··· Passage shown

Colocation Adoption

Reading through Scott Ambler’s recent results of his Agile survey it stood out that one of the least used practices was colocation. Common coding conventions were almost 4 times as popular and even pair programming is more popular than colocation. Fighting the facilities battle is still a losing battle many places.

Passing A Rugby Ball In Standups

After picking up a rugby ball over the weekend to use as a prop or talking stick I sprung it on two Scrum projects today. I just explained that the ball when you held the ball you talked and when you were done you passed it on to the next person.

On the first standup which is only about 6 days into it’s first Sprint I think it helped focus the conversations around what the team was working on and kept some of the divergent conversations down. On past standups the meeting had broken down to the point that issues were discussed, but the simple what you did the last 24 hours, what you’re doing for the next 24 hours, and any impediments got lost. It also appeared to help the focus from the Scrum Master to the team members which was really part of the point.

On the second standup today with a team that’s on it’s sixth Sprint the results were more mixed. This is a team that has standups down pretty well, but occasionally focuses on the Scrum Master to keep the flow of the standup moving. I was hoping to break some of that default behavior.

First they wanted to know who thought up the idea and I gladly acknowledged that I had over the weekend upon seeing one at a local soccer shop. I explained that the idea of a talking stick had been used on many other Scrum projects. At least two developers thought it was unusual enough to just lay the ball on the table when it was their turn instead of just holding it while talking. And one developer who’s more of an observer announced he would just ‘pass’ a very simple pun, as he handled the ball to the developer on his right.

Overall I think it’s been a fun experiment, but on the more mature Scrum project we might end up dropping the idea. Definitely something to reevaluate in the retrospective if not even sooner.

······
··· Source material

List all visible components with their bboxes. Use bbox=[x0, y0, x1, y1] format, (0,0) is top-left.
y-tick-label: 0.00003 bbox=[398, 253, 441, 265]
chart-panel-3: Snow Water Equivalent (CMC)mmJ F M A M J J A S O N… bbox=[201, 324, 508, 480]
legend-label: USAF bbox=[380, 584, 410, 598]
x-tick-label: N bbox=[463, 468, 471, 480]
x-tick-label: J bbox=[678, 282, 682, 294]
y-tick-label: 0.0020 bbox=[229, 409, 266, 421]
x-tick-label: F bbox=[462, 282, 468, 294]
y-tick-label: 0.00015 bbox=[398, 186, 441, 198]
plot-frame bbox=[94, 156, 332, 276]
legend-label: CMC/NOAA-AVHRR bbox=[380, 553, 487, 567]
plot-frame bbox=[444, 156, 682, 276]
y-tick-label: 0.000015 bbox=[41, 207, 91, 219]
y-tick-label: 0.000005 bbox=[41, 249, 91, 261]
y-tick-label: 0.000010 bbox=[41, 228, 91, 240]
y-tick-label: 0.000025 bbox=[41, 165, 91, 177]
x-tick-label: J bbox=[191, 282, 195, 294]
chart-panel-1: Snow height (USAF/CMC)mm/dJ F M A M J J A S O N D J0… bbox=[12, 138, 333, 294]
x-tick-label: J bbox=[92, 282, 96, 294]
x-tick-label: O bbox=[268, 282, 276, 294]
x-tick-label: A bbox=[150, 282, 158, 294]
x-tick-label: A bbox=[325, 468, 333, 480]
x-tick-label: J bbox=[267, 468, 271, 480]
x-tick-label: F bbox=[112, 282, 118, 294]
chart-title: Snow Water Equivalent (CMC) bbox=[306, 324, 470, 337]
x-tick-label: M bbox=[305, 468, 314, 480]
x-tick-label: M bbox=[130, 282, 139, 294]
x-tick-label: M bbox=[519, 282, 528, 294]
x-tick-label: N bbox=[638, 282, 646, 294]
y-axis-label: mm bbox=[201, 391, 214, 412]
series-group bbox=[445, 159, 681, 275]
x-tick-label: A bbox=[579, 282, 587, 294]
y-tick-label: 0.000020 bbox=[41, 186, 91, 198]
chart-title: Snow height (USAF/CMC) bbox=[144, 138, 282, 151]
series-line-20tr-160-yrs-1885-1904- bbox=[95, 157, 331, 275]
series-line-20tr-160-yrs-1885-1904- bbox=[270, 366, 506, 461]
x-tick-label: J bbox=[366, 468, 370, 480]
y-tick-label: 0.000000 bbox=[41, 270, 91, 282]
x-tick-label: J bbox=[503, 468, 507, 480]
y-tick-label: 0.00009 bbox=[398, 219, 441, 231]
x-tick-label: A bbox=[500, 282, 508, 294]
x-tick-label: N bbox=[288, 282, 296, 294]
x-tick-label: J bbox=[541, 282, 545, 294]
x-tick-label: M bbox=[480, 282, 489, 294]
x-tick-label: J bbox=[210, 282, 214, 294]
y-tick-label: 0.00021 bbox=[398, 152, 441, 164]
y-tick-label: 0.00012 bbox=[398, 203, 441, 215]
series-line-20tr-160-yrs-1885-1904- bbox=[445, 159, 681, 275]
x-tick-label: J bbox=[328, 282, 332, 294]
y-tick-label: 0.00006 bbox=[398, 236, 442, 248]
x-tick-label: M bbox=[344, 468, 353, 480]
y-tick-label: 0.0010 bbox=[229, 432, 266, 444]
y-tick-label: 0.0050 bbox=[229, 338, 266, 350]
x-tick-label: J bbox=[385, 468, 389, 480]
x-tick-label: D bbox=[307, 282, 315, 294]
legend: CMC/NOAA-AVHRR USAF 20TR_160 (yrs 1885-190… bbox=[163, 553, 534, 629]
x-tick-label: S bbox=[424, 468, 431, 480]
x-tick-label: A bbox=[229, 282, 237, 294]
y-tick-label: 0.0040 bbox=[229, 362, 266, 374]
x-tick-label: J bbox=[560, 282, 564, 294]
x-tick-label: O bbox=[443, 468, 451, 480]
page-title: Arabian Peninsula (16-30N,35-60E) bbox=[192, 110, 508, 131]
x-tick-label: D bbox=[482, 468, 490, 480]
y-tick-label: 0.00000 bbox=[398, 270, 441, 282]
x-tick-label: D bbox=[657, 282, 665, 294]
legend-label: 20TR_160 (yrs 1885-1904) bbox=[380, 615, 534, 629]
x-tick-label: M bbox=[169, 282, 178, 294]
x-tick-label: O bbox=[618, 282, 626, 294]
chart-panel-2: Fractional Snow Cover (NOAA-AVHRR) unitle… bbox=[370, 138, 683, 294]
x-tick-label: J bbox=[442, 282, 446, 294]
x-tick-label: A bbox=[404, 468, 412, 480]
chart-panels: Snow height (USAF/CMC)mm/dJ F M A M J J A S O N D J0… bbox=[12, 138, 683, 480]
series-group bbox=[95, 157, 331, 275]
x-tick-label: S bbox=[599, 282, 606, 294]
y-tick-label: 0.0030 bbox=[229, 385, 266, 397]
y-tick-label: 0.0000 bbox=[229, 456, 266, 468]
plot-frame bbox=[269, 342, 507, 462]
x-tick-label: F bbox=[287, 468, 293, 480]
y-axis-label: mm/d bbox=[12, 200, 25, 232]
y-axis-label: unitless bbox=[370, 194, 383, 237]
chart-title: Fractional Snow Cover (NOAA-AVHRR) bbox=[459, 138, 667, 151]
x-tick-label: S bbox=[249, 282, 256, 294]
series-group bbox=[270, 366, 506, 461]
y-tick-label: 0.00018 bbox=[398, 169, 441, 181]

······

(What you are asked to do): Continue the blog text about colocation and passing a rugby ball in standups from its last sentence.

(Answer space):
Self Organization with Kinkless GTD

I’ve been a Getting Things Done (GTD) practitioner for more than two years now. For a simple overview it’s an organization system based around dumping every todo onto lists, organizing them into contexts and projects, and then reviewing on a regular basis to decide on the most logical think to work on right now.

Anyway my technical implementation has been with 37 Signals Backpack product for the past year or so and it’s worked fairly well. The pluses are:

  • It’s internet based so I can get to it from my work and home machines.
  • It’s good for capturing projects per page and adding related details.
  • You can organize contexts by using special characters for the first character. For example all of my GTD contexts start with @, all my work projects have a minus sign and all of my home projects start with a >.

The main issue with it is it isn’t really easy to handle next actions, and you can’t easily tie an action in a context to a project action without resorting to duplication with cut and paste, and it can’t be searched well.

I’ve finally gotten around to looking at a product I’ve known about for some time–Kinkless GTD. It’s a series of Applescripts to turn Omni Outliner into a GTD tool. I had avoided it before because I can’t use it at work, but I’m exploring it again because it appears to allow you to actually have next actions and tie actions in context lists back to projects.

Not very far in yet, but it looks promising. The intro screencast is very nice.

Leaderless Standups

I like the idea of leaderless standup meetings, but so far I haven’t found a way to pull one off. Pretty much everyone waits for the Scrum Master to start the standup and then keep the conversation passing around the room. Dave Nicolette mentioned on this in a recent comment:

Your choice of words caught my attention: “The tech lead was holding the standup meetings.” Ideally, no one “holds” the standup. The team stands up at the appointed time and they talk to each other. There is no leader as such, and anyone can get the ball rolling.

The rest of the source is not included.